MATERIAL PROVIDED >>
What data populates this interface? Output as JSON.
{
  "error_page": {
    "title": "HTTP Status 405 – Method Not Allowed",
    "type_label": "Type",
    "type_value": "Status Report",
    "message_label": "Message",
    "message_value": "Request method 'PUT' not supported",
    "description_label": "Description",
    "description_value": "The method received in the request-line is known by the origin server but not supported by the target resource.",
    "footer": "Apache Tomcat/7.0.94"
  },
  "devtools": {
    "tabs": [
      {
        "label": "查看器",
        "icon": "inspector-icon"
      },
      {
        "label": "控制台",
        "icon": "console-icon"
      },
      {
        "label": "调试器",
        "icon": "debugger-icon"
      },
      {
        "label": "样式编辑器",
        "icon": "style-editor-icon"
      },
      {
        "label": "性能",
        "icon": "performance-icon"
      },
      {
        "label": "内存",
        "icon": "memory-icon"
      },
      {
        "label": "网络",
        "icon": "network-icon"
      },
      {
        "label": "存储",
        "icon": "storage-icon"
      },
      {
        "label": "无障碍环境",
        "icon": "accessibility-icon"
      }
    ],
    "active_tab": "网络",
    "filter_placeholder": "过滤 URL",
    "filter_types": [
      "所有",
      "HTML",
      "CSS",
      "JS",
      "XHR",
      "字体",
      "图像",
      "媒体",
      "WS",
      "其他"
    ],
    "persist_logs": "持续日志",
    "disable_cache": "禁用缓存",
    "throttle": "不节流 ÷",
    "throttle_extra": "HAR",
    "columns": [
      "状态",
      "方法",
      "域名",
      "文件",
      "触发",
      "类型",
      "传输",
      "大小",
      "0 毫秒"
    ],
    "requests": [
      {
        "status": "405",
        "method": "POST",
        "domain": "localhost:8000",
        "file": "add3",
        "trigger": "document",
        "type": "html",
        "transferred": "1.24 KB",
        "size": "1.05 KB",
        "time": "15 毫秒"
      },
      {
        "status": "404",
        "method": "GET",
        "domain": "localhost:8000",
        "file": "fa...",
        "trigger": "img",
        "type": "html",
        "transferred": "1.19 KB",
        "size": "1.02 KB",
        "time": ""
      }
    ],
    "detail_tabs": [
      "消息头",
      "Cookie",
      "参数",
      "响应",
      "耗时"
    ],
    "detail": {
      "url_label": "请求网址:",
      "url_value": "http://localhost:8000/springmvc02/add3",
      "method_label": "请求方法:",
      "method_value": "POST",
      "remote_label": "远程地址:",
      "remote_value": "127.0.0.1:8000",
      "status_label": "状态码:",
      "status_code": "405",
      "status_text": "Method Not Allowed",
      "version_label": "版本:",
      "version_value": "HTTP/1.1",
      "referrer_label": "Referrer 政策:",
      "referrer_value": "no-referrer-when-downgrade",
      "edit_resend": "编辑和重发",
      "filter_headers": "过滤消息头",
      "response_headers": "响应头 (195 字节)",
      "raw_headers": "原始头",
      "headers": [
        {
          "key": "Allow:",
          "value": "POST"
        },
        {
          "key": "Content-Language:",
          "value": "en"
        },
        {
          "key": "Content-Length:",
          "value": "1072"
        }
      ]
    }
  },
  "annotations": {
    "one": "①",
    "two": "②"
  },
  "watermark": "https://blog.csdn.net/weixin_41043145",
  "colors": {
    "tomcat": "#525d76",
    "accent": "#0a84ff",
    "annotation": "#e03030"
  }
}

EXERCISE GOAL >> Copy all the records above precisely.

WRITTEN ANSWER >>
What data populates this interface? Output as JSON.
{
  "error_page": {
    "title": "HTTP Status 405 – Method Not Allowed",
    "type_label": "Type",
    "type_value": "Status Report",
    "message_label": "Message",
    "message_value": "Request method 'PUT' not supported",
    "description_label": "Description",
    "description_value": "The method received in the request-line is known by the origin server but not supported by the target resource.",
    "footer": "Apache Tomcat/7.0.94"
  },
  "devtools": {
    "tabs": [
      {
        "label": "查看器",
        "icon": "inspector-icon"
      },
      {
        "label": "控制台",
        "icon": "console-icon"
      },
      {
        "label": "调试器",
        "icon": "debugger-icon"
      },
      {
        "label": "样式编辑器",
        "icon": "style-editor-icon"
      },
      {
        "label": "性能",
        "icon": "performance-icon"
      },
      {
        "label": "内存",
        "icon": "memory-icon"
      },
      {
        "label": "网络",
        "icon": "network-icon"
      },
      {
        "label": "存储",
        "icon": "storage-icon"
      },
      {
        "label": "无障碍环境",
        "icon": "accessibility-icon"
      }
    ],
    "active_tab": "网络",
    "filter_placeholder": "过滤 URL",
    "filter_types": [
      "所有",
      "HTML",
      "CSS",
      "JS",
      "XHR",
      "字体",
      "图像",
      "媒体",
      "WS",
      "其他"
    ],
    "persist_logs": "持续日志",
    "disable_cache": "禁用缓存",
    "throttle": "不节流 ÷",
    "throttle_extra": "HAR",
    "columns": [
      "状态",
      "方法",
      "域名",
      "文件",
      "触发",
      "类型",
      "传输",
      "大小",
      "0 毫秒"
    ],
    "requests": [
      {
        "status": "405",
        "method": "POST",
        "domain": "localhost:8000",
        "file": "add3",
        "trigger": "document",
        "type": "html",
        "transferred": "1.24 KB",
        "size": "1.05 KB",
        "time": "15 毫秒"
      },
      {
        "status": "404",
        "method": "GET",
        "domain": "localhost:8000",
        "file": "fa...",
        "trigger": "img",
        "type": "html",
        "transferred": "1.19 KB",
        "size": "1.02 KB",
        "time": ""
      }
    ],
    "detail_tabs": [
      "消息头",
      "Cookie",
      "参数",
      "响应",
      "耗时"
    ],
    "detail": {
      "url_label": "请求网址:",
      "url_value": "http://localhost:8000/springmvc02/add3",
      "method_label": "请求方法:",
      "method_value": "POST",
      "remote_label": "远程地址:",
      "remote_value": "127.0.0.1:8000",
      "status_label": "状态码:",
      "status_code": "405",
      "status_text": "Method Not Allowed",
      "version_label": "版本:",
      "version_value": "HTTP/1.1",
      "referrer_label": "Referrer 政策:",
      "referrer_value": "no-referrer-when-downgrade",
      "edit_resend": "编辑和重发",
      "filter_headers": "过滤消息头",
      "response_headers": "响应头 (195 字节)",
      "raw_headers": "原始头",
      "headers": [
        {
          "key": "Allow:",
          "value": "POST"
        },
        {
          "key": "Content-Language:",
          "value": "en"
        },
        {
          "key": "Content-Length:",
          "value": "1072"
        }
      ]
    }
  },
  "annotations": {
    "one": "①",
    "two": "②"
  },
  "watermark": "https://blog.csdn.net/weixin_41043145",
  "colors": {
    "tomcat": "#525d76",
    "accent": "#0a84ff",
    "annotation": "#e03030"
  }
}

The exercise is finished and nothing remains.